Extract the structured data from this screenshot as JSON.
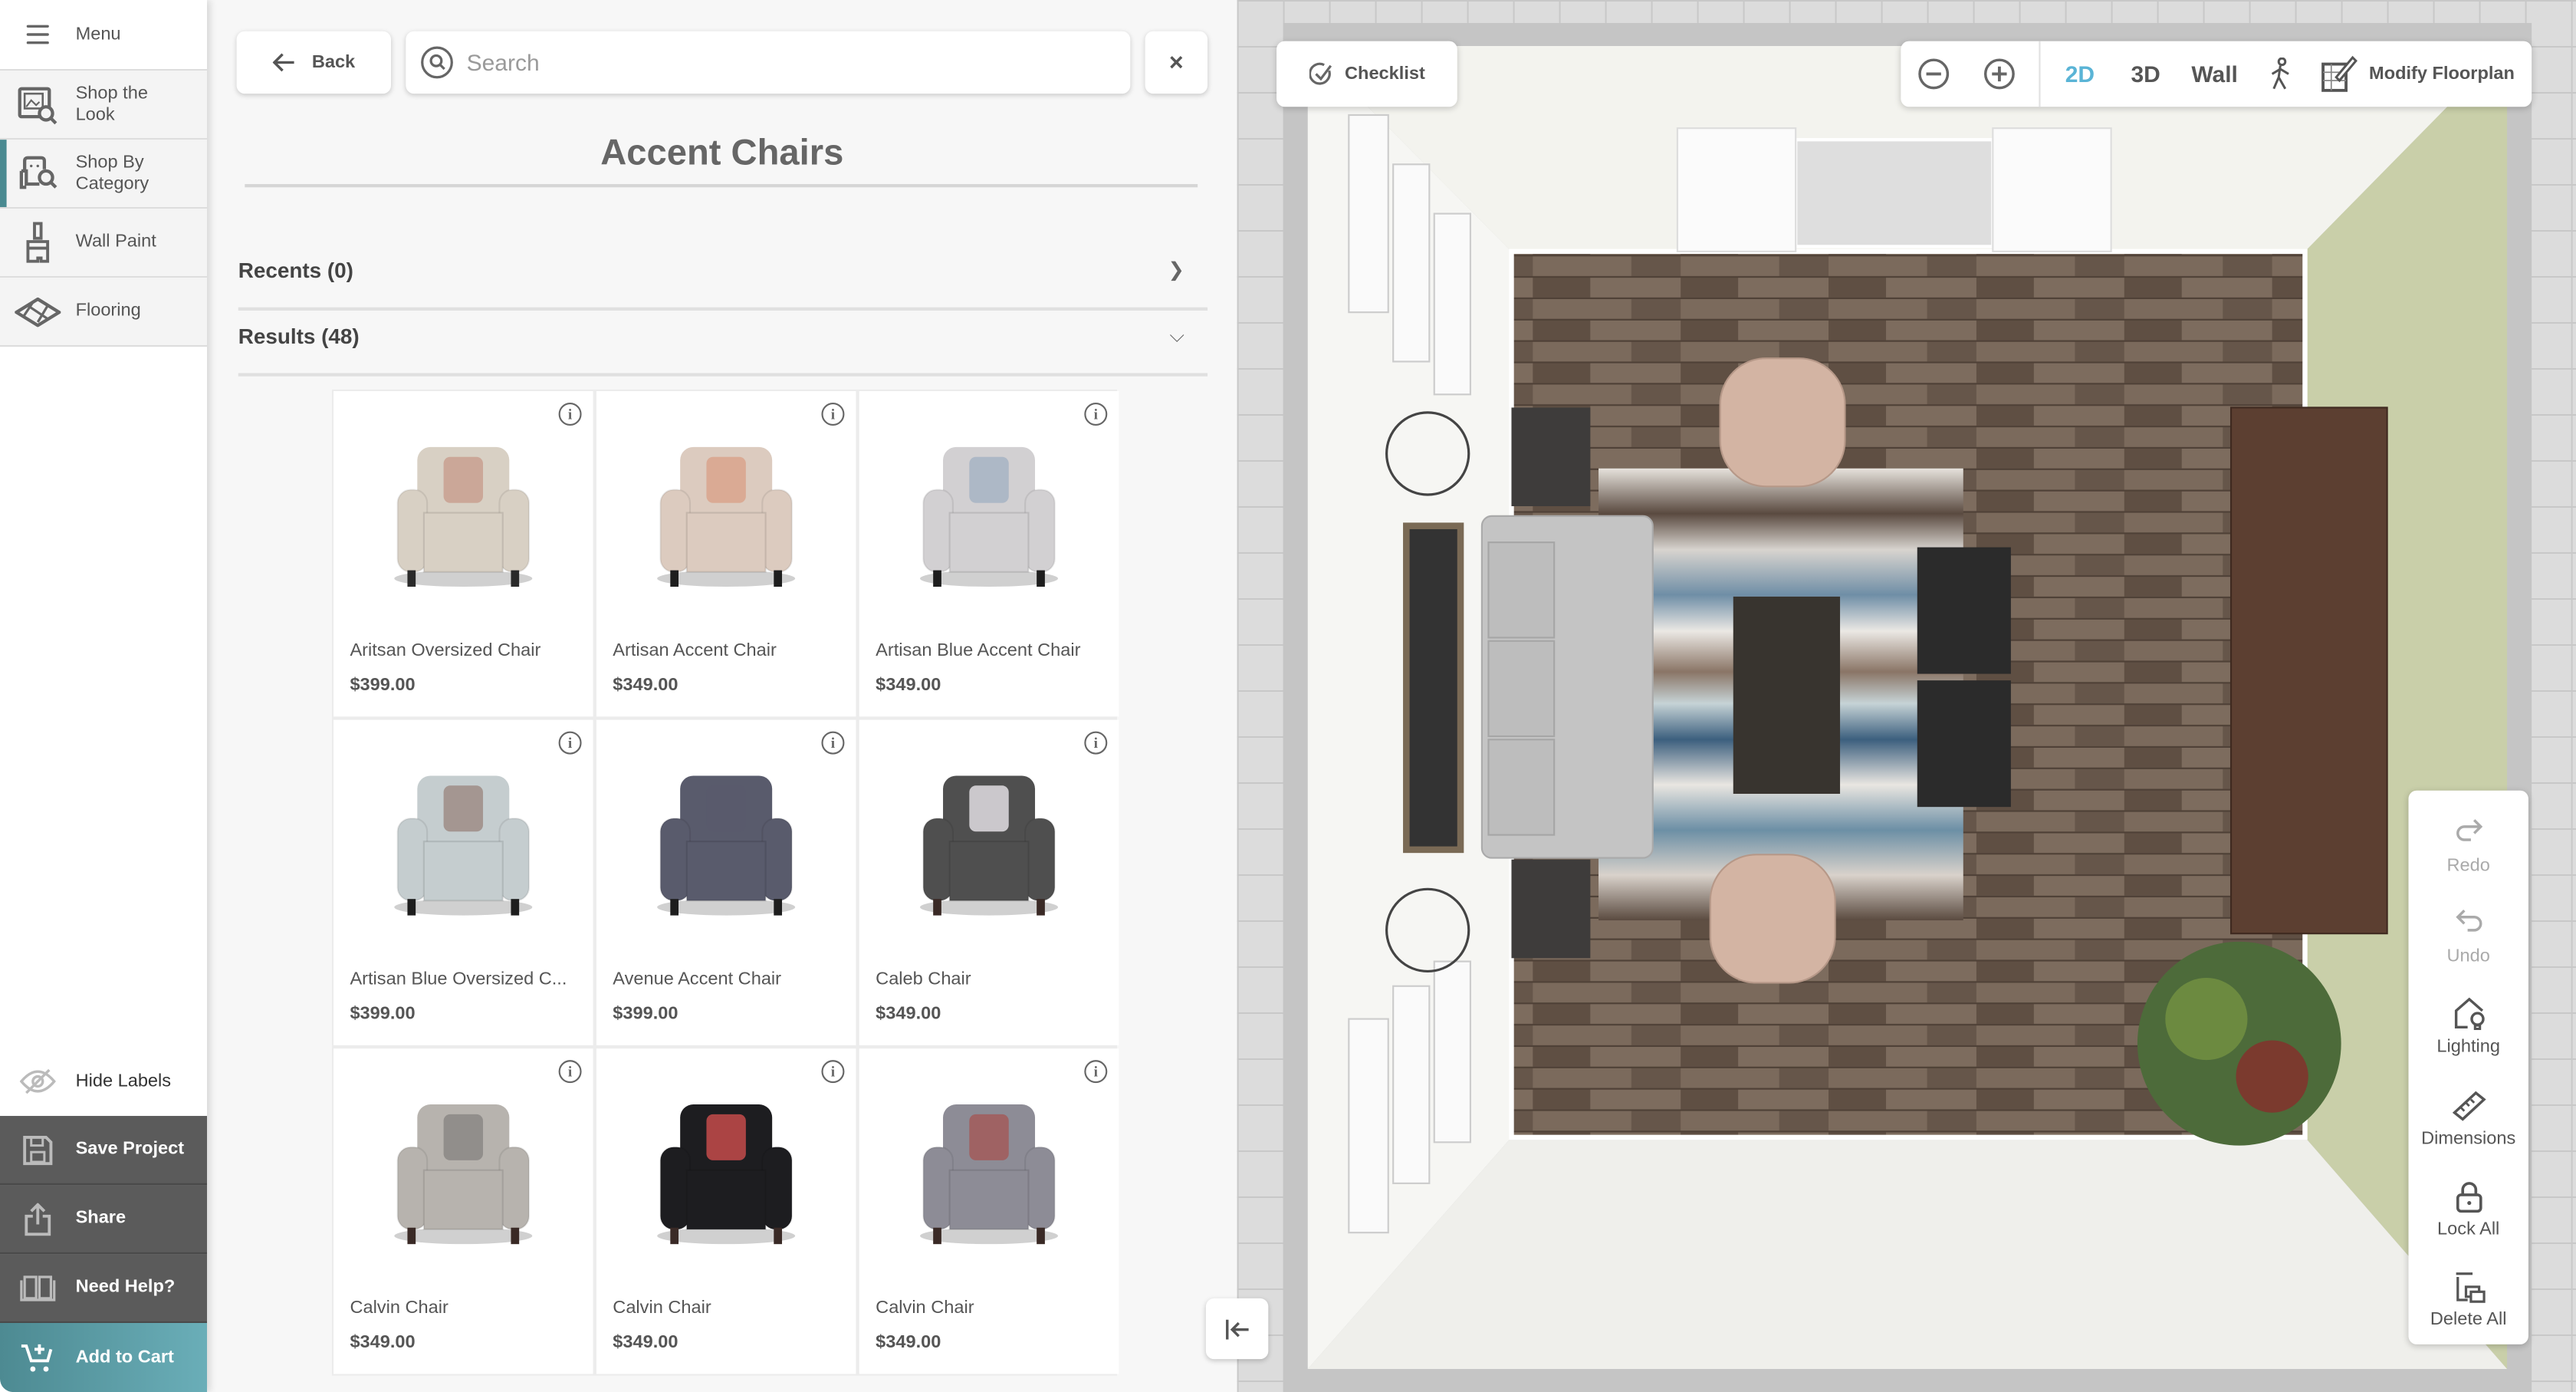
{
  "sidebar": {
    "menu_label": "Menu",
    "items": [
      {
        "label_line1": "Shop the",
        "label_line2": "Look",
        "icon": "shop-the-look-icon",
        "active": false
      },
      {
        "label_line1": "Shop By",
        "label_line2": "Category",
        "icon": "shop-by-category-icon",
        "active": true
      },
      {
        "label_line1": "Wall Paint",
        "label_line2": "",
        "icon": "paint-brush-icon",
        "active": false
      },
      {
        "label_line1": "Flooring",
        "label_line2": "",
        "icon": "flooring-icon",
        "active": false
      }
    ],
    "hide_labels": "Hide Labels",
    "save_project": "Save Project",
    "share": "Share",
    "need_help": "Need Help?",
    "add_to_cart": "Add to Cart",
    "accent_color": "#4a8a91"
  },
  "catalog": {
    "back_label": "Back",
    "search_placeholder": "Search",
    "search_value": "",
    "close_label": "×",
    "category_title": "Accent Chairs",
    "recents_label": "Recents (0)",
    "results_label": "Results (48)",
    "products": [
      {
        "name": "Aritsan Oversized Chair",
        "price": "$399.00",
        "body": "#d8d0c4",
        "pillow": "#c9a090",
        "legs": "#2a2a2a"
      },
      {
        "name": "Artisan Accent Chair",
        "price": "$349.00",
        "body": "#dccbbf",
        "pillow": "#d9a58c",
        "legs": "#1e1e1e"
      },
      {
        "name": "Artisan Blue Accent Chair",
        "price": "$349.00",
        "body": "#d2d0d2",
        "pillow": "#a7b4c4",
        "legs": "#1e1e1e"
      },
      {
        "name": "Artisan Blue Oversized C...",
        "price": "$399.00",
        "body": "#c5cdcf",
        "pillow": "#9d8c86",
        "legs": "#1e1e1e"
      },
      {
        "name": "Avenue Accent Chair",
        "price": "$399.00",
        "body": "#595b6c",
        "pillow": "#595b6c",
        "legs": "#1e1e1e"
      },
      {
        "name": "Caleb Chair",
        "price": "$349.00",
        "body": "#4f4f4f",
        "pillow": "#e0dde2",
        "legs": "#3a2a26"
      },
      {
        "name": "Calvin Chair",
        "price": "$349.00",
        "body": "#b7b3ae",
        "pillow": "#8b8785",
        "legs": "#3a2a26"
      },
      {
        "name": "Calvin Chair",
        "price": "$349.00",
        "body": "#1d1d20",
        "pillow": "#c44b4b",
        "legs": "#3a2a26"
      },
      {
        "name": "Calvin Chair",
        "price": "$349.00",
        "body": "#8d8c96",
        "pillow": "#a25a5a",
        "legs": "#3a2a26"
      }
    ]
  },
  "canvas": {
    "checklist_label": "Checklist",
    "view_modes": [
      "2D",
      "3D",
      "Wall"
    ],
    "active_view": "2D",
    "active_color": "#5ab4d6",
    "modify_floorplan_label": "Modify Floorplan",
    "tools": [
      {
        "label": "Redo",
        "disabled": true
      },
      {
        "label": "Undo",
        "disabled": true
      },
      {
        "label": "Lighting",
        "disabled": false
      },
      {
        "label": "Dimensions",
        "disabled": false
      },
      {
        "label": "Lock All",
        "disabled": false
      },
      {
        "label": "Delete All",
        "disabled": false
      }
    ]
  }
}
****
▶ **GIVEN REQUEST**
Select every line of the records holding the string "pillow".

▶ **SOLUTION TO THIS TASK**
        "pillow": "#c9a090",
        "pillow": "#d9a58c",
        "pillow": "#a7b4c4",
        "pillow": "#9d8c86",
        "pillow": "#595b6c",
        "pillow": "#e0dde2",
        "pillow": "#8b8785",
        "pillow": "#c44b4b",
        "pillow": "#a25a5a",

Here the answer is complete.